[DATA TO USE]:
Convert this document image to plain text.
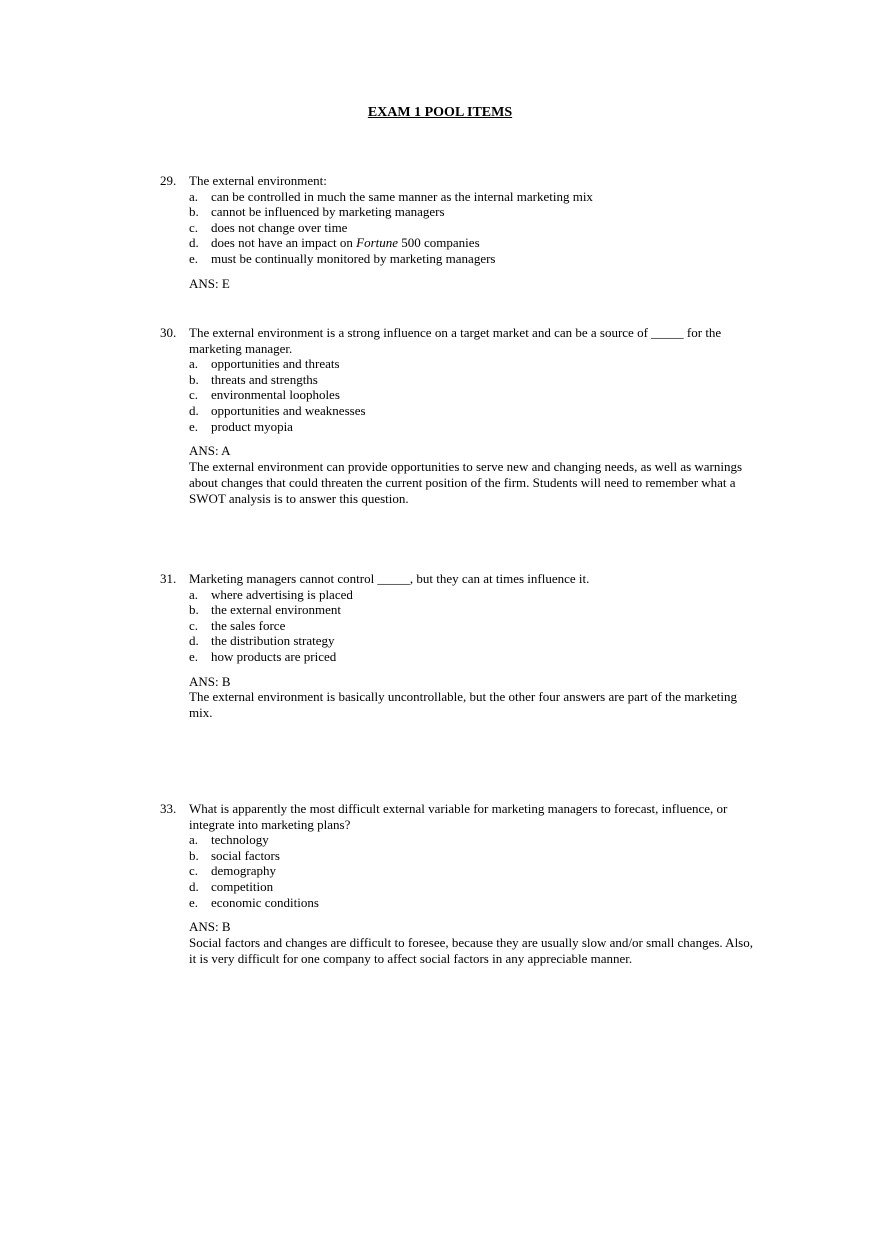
EXAM 1 POOL ITEMS
29. The external environment:
a. can be controlled in much the same manner as the internal marketing mix
b. cannot be influenced by marketing managers
c. does not change over time
d. does not have an impact on Fortune 500 companies
e. must be continually monitored by marketing managers
ANS: E
30. The external environment is a strong influence on a target market and can be a source of _____ for the marketing manager.
a. opportunities and threats
b. threats and strengths
c. environmental loopholes
d. opportunities and weaknesses
e. product myopia
ANS: A
The external environment can provide opportunities to serve new and changing needs, as well as warnings about changes that could threaten the current position of the firm. Students will need to remember what a SWOT analysis is to answer this question.
31. Marketing managers cannot control _____, but they can at times influence it.
a. where advertising is placed
b. the external environment
c. the sales force
d. the distribution strategy
e. how products are priced
ANS: B
The external environment is basically uncontrollable, but the other four answers are part of the marketing mix.
33. What is apparently the most difficult external variable for marketing managers to forecast, influence, or integrate into marketing plans?
a. technology
b. social factors
c. demography
d. competition
e. economic conditions
ANS: B
Social factors and changes are difficult to foresee, because they are usually slow and/or small changes. Also, it is very difficult for one company to affect social factors in any appreciable manner.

[TASK]: Reproduce the entries exactly. Do not carry over any picture.

[SOLUTION FOR THIS PROBLEM]:
Convert this document image to plain text.
EXAM 1 POOL ITEMS
29. The external environment:
a. can be controlled in much the same manner as the internal marketing mix
b. cannot be influenced by marketing managers
c. does not change over time
d. does not have an impact on Fortune 500 companies
e. must be continually monitored by marketing managers
ANS: E
30. The external environment is a strong influence on a target market and can be a source of _____ for the marketing manager.
a. opportunities and threats
b. threats and strengths
c. environmental loopholes
d. opportunities and weaknesses
e. product myopia
ANS: A
The external environment can provide opportunities to serve new and changing needs, as well as warnings about changes that could threaten the current position of the firm. Students will need to remember what a SWOT analysis is to answer this question.
31. Marketing managers cannot control _____, but they can at times influence it.
a. where advertising is placed
b. the external environment
c. the sales force
d. the distribution strategy
e. how products are priced
ANS: B
The external environment is basically uncontrollable, but the other four answers are part of the marketing mix.
33. What is apparently the most difficult external variable for marketing managers to forecast, influence, or integrate into marketing plans?
a. technology
b. social factors
c. demography
d. competition
e. economic conditions
ANS: B
Social factors and changes are difficult to foresee, because they are usually slow and/or small changes. Also, it is very difficult for one company to affect social factors in any appreciable manner.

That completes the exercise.